Copy out each line in the material below that has the word "JSON".

- - - - - - -

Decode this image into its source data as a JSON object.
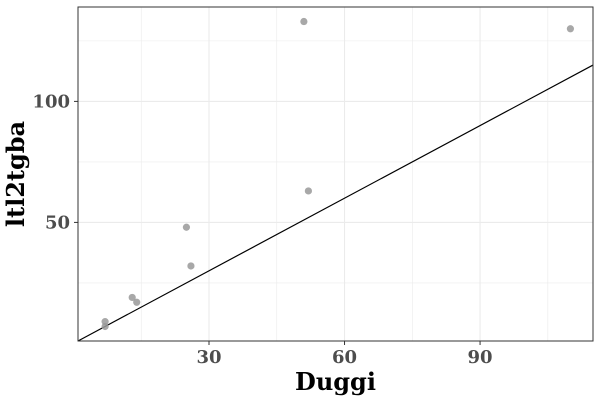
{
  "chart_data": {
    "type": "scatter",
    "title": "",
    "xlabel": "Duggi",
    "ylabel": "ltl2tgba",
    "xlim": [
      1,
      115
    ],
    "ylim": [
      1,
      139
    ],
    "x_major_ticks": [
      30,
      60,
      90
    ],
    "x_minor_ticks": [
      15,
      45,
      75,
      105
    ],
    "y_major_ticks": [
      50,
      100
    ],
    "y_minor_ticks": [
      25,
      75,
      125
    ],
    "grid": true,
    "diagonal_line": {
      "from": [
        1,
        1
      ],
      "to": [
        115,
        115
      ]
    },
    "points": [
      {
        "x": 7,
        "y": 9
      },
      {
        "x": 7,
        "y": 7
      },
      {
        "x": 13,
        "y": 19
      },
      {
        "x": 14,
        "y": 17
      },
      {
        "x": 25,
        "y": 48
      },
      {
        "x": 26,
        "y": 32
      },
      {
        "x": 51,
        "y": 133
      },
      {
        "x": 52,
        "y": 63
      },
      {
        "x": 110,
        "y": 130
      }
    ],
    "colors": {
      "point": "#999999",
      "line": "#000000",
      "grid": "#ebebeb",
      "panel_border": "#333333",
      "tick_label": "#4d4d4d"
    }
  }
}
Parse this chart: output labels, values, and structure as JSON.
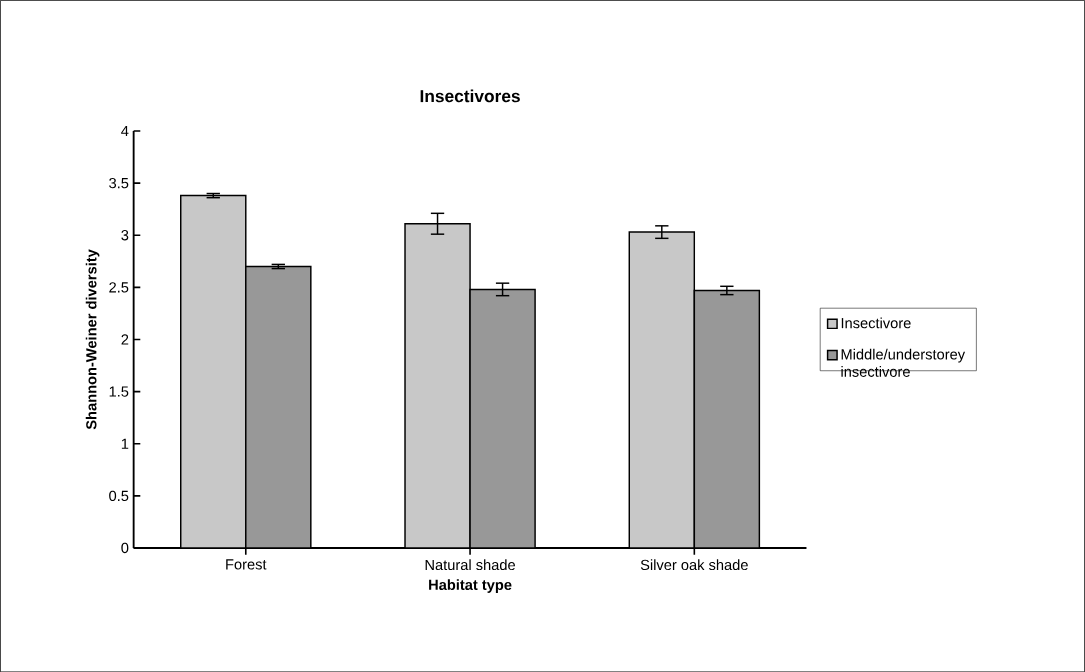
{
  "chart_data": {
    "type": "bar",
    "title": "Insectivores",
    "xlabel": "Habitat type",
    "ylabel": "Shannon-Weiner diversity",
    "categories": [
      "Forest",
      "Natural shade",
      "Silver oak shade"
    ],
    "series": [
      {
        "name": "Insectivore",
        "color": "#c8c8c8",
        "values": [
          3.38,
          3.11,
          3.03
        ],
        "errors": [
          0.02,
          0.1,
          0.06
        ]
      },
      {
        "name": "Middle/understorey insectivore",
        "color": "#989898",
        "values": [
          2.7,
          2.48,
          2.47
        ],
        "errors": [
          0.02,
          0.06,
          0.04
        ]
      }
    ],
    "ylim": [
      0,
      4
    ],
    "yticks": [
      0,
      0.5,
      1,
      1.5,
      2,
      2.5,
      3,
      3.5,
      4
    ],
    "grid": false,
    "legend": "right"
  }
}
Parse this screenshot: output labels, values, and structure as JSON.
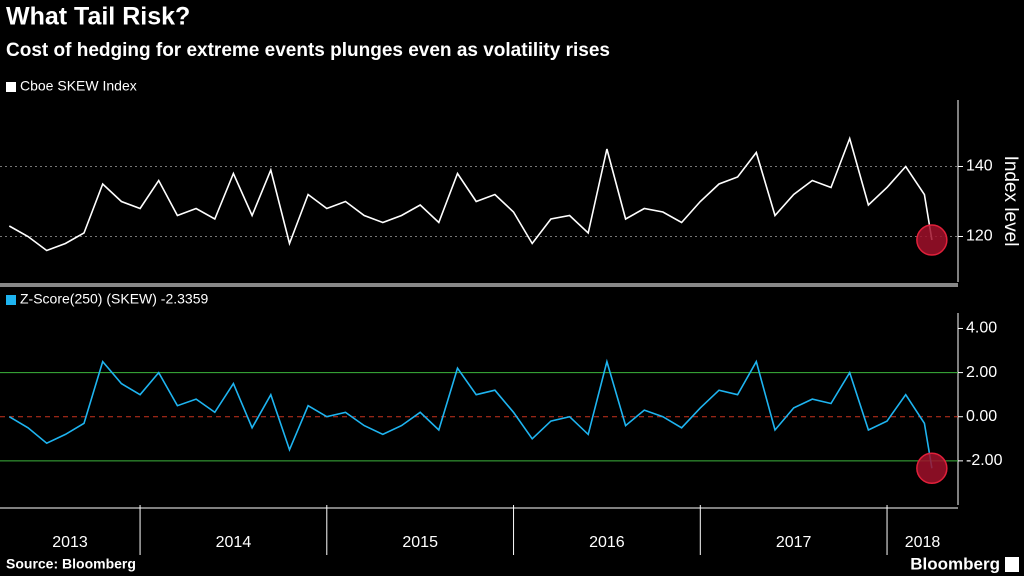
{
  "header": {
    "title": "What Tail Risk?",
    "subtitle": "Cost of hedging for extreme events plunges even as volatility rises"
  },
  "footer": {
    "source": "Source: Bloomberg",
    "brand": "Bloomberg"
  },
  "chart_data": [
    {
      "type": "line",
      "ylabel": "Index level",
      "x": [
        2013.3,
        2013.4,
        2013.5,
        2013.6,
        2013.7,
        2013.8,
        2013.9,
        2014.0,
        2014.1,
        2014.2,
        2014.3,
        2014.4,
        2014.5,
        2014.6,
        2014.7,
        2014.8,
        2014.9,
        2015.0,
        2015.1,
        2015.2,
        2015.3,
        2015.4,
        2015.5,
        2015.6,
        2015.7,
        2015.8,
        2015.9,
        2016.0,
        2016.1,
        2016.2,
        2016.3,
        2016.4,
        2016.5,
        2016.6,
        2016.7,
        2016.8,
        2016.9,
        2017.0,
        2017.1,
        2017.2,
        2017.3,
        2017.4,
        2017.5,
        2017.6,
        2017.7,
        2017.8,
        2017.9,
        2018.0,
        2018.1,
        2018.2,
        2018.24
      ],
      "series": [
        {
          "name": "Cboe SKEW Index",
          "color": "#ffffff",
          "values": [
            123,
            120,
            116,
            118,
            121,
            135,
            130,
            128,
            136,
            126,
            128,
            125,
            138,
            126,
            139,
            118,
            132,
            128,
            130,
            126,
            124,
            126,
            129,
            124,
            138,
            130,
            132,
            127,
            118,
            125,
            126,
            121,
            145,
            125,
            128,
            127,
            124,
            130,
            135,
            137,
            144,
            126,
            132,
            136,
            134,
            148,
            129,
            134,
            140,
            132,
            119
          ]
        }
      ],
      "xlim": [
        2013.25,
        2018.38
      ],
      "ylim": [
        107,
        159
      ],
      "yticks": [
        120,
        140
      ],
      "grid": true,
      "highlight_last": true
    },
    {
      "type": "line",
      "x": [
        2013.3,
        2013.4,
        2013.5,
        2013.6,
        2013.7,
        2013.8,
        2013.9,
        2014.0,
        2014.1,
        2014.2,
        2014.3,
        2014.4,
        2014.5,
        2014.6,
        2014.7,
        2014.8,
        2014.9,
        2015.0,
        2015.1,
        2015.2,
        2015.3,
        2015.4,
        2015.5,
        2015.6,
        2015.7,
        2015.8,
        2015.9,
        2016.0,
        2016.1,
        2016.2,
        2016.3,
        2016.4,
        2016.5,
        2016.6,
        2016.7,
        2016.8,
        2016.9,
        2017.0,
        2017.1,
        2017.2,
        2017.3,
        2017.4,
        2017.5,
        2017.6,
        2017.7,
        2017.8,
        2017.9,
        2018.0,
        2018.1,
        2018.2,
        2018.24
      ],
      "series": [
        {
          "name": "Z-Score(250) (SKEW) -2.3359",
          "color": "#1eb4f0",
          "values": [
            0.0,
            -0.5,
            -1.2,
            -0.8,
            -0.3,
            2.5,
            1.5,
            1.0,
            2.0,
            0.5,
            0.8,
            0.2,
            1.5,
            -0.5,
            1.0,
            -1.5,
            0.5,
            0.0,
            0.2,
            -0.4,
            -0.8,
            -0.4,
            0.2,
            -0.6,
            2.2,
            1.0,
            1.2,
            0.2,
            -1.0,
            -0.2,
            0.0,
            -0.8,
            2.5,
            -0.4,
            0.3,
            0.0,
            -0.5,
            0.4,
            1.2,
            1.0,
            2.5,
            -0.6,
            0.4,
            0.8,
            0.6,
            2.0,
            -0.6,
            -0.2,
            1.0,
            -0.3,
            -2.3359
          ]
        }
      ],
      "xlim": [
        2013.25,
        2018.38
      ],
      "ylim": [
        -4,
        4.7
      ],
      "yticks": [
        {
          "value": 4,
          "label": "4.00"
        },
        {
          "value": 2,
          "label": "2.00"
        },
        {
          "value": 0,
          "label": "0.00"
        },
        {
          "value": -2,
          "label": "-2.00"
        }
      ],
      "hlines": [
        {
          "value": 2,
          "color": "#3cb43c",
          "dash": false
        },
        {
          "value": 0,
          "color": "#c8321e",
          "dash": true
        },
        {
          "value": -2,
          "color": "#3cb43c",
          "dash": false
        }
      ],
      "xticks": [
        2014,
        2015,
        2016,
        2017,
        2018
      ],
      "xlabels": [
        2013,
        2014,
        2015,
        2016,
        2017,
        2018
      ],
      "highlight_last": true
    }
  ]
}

- - - - - - -

▶ [Reply to the exercise]:
Decode this image into its source data as a JSON object.
Parse this chart: output labels, values, and structure as JSON.
Parse this screenshot: output labels, values, and structure as JSON.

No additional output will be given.